DIRECTIVE:
List each line of the data in which the string "bottom" appears.

*** EXTRACTED DATA ***

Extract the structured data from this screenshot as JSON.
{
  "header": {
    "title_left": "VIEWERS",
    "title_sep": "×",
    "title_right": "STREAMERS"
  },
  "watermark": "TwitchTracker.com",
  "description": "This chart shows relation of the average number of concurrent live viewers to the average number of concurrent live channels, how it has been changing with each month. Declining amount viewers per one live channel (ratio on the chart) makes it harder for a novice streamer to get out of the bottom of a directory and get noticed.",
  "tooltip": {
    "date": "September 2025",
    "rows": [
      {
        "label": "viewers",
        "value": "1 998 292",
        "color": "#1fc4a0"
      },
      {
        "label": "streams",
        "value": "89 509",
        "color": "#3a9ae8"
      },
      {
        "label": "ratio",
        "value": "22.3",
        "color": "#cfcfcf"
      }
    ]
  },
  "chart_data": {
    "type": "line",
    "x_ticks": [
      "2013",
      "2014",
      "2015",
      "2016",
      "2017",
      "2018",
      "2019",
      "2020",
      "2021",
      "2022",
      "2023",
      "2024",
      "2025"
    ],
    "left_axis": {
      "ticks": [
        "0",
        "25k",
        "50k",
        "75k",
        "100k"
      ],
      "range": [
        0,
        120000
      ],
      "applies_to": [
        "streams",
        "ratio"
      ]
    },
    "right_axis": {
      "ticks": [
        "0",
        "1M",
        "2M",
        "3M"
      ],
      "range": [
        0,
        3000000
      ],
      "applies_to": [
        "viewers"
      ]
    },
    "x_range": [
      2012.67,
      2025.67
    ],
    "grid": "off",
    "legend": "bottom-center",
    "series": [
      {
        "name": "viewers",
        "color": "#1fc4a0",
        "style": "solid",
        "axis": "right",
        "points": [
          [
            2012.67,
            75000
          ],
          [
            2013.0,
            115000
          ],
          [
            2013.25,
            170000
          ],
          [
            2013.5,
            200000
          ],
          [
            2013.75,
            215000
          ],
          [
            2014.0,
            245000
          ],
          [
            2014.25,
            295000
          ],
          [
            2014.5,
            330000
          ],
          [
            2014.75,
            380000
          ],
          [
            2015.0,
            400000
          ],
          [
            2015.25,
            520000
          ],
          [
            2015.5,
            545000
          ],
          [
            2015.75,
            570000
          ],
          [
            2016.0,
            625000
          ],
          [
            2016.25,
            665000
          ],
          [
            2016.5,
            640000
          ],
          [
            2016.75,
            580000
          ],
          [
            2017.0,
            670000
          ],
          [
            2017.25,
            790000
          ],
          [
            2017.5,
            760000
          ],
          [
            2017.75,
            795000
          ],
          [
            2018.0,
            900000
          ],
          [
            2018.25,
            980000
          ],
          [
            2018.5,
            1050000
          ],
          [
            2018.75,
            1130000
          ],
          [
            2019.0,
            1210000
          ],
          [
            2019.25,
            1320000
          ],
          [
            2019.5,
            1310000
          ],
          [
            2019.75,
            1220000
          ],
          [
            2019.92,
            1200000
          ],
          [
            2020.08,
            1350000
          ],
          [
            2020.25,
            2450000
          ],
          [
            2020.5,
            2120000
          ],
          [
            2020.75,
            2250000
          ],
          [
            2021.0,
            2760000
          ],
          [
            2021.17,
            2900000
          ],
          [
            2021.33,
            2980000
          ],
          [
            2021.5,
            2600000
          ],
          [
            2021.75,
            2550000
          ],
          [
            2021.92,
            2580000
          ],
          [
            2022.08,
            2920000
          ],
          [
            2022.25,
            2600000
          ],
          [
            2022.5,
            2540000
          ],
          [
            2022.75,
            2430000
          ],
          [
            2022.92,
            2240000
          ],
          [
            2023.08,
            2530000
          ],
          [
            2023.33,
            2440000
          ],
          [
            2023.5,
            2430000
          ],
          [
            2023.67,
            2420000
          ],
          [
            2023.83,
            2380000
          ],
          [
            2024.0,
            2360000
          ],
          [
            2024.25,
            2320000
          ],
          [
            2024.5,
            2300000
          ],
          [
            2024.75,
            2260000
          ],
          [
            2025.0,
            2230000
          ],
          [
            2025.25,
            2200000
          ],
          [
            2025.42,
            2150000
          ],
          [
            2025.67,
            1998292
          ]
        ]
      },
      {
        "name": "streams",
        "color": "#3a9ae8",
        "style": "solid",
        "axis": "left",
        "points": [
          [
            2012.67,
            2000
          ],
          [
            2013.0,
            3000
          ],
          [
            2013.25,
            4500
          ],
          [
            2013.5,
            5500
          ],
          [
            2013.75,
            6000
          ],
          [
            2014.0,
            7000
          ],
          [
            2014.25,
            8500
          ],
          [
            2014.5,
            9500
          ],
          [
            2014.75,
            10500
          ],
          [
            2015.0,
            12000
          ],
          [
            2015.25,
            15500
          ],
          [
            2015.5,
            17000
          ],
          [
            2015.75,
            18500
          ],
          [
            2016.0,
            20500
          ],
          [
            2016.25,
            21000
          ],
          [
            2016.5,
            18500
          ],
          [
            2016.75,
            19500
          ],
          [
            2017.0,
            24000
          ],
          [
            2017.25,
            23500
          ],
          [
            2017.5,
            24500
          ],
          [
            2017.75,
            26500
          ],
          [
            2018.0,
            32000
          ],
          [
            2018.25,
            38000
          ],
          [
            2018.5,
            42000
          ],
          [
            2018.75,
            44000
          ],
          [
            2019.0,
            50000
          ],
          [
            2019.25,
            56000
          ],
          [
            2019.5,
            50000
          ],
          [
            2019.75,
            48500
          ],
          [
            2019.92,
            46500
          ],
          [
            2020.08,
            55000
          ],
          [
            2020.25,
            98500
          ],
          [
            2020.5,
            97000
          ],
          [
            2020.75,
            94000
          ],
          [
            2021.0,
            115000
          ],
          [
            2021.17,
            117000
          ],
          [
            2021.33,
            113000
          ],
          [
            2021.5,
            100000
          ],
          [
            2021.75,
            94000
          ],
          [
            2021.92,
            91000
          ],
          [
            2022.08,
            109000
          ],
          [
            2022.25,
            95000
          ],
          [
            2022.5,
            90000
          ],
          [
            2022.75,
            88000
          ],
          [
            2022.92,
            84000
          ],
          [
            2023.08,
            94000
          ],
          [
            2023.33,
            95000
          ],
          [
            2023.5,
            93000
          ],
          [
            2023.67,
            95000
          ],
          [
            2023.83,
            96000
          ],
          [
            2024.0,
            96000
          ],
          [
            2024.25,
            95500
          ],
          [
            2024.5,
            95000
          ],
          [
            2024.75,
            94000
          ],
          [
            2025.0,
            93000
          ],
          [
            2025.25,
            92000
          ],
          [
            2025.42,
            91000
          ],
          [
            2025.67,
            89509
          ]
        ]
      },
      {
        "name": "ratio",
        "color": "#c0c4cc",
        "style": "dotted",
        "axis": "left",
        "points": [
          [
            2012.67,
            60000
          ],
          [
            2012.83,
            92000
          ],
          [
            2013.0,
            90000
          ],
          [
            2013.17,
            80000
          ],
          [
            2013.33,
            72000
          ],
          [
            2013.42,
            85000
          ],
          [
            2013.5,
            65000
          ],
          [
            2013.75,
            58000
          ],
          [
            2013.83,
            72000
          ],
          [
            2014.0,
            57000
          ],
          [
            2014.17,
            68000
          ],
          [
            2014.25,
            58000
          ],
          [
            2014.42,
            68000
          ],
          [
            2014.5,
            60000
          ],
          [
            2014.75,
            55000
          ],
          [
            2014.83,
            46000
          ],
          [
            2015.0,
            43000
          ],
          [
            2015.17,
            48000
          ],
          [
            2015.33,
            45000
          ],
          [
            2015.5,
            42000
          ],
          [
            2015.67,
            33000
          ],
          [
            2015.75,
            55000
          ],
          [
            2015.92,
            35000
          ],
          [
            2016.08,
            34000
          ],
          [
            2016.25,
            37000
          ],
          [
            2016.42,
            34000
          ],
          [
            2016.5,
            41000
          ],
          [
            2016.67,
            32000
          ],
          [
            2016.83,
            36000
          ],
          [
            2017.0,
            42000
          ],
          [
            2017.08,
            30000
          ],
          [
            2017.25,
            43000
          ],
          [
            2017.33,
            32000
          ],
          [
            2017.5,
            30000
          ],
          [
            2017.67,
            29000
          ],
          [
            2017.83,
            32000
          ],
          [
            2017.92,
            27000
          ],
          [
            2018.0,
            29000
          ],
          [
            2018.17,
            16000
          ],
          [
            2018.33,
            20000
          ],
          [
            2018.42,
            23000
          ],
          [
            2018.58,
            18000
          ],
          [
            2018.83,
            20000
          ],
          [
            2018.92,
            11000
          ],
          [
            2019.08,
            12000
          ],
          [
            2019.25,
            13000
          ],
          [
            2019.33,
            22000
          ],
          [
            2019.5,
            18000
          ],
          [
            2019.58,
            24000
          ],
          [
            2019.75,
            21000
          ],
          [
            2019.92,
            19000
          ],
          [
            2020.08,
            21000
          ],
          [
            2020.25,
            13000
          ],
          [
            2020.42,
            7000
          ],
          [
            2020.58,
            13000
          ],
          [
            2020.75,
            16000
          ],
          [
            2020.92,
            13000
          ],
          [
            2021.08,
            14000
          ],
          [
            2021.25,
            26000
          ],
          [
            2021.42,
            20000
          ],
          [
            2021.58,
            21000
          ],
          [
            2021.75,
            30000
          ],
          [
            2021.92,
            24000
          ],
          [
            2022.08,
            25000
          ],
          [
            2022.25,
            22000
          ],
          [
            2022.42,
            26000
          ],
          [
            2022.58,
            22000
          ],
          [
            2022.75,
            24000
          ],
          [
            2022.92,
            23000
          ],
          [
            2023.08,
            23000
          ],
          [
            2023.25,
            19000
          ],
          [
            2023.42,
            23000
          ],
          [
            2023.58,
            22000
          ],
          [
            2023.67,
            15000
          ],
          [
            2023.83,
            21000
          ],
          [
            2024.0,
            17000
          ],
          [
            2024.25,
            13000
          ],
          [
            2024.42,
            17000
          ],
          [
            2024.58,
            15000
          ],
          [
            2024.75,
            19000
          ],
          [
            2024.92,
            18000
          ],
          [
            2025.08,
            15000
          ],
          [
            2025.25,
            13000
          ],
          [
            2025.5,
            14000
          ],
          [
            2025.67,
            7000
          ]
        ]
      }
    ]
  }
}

***

TASK RESULT:
  "description": "This chart shows relation of the average number of concurrent live viewers to the average number of concurrent live channels, how it has been changing with each month. Declining amount viewers per one live channel (ratio on the chart) makes it harder for a novice streamer to get out of the bottom of a directory and get noticed.",
    "legend": "bottom-center",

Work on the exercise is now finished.